** THE TASK **
Note each line where "atque" appears, and copy it.

------ MATERIAL FOR THE TASK

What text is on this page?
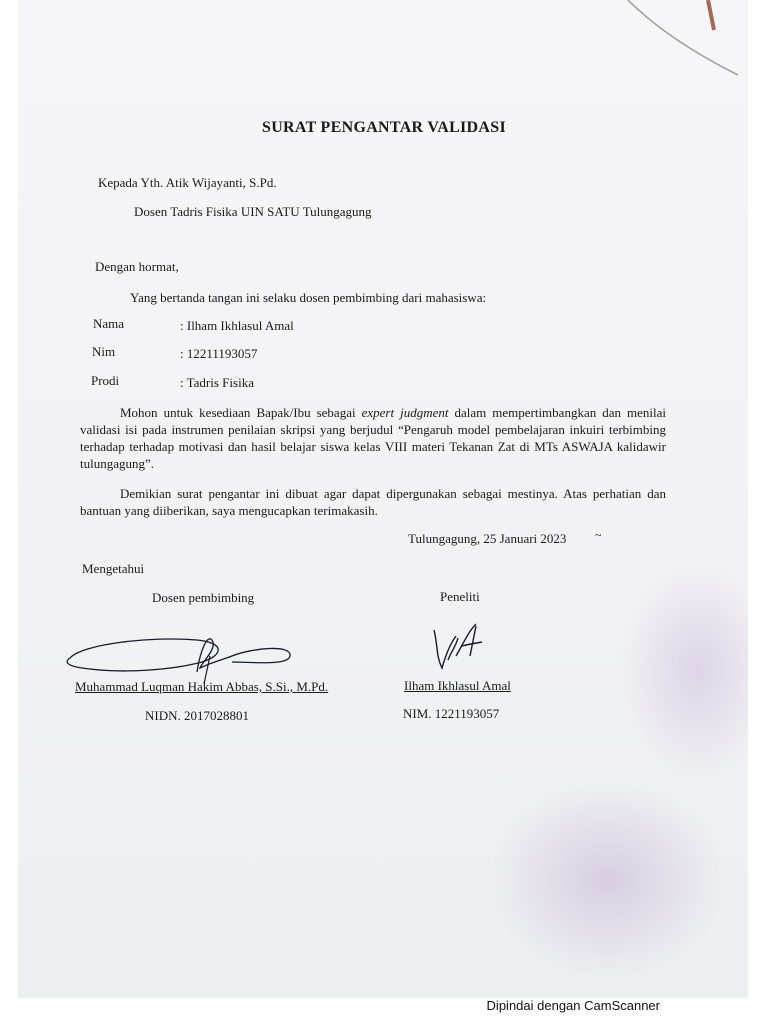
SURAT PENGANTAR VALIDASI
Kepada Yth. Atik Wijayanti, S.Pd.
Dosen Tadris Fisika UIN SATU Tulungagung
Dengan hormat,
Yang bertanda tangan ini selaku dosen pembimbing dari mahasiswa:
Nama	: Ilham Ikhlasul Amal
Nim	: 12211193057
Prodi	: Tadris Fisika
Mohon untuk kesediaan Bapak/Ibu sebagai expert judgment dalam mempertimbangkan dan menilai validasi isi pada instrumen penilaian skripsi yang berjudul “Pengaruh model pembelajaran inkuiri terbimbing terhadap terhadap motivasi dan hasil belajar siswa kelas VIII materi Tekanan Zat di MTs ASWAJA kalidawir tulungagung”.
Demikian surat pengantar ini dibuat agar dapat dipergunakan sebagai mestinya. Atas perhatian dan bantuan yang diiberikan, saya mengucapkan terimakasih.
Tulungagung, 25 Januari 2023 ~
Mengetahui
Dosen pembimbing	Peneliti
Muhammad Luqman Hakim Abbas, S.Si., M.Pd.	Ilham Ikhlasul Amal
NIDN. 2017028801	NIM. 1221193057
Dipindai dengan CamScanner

------------
------ MATERIAL FOR THE TASK

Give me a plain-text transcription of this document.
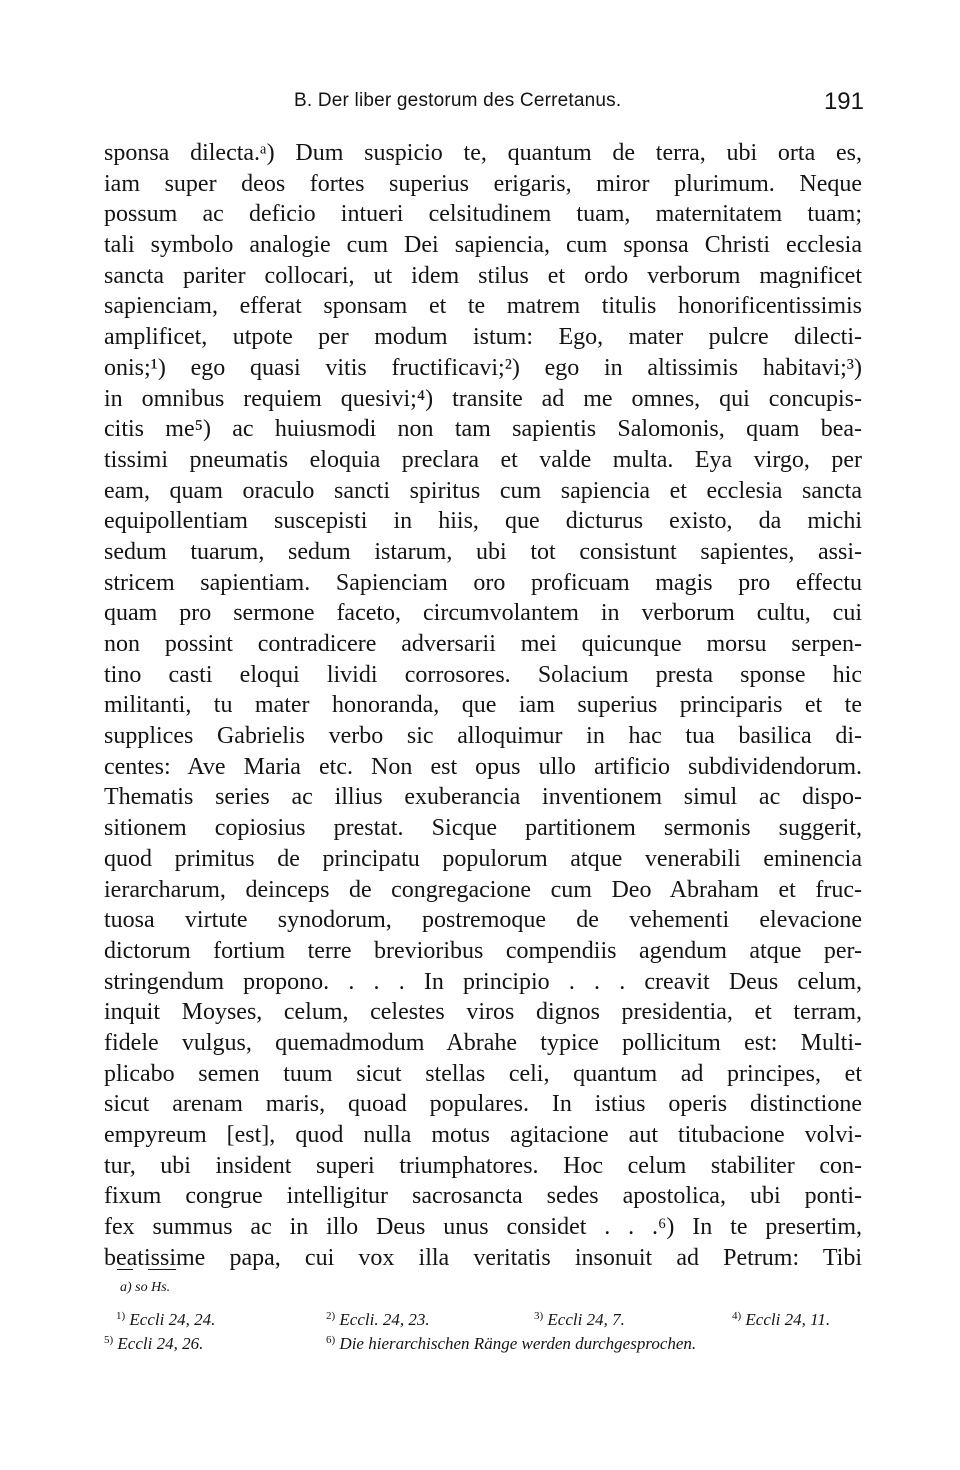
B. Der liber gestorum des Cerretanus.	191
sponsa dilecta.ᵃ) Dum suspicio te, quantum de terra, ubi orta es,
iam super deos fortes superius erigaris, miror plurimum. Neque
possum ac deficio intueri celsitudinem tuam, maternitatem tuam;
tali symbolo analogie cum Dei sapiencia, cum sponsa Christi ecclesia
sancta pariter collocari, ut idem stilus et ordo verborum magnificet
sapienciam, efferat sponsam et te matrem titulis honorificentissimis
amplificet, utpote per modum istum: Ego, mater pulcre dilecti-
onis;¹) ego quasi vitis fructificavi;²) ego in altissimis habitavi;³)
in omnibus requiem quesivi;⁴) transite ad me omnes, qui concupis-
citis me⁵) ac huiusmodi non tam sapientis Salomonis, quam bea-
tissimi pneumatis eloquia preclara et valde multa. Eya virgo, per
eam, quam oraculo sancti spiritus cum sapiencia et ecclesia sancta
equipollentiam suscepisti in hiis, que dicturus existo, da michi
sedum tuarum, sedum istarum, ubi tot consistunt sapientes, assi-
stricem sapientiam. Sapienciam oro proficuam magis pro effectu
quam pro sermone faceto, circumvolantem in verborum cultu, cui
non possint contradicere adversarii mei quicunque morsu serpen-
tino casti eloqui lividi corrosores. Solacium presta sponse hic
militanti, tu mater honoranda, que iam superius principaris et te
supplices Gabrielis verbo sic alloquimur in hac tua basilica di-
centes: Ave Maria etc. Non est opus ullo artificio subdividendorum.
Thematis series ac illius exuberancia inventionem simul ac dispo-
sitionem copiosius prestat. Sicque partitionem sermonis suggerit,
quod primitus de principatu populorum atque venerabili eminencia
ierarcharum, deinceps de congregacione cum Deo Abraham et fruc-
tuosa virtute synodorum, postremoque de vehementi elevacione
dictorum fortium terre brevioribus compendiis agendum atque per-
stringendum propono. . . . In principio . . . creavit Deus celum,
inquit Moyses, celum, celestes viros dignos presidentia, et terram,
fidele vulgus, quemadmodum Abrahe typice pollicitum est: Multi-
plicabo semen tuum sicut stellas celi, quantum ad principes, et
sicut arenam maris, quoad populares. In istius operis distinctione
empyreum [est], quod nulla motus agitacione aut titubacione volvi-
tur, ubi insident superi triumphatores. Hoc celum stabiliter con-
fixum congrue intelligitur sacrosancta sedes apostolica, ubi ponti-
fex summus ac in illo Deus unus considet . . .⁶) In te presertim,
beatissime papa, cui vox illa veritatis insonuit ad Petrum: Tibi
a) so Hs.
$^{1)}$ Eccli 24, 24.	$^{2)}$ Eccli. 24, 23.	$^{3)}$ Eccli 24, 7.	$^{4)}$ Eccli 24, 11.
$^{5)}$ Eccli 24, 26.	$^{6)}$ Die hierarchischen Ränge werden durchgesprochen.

------------

** WRITTEN SOLUTION **
quod primitus de principatu populorum atque venerabili eminencia
dictorum fortium terre brevioribus compendiis agendum atque per-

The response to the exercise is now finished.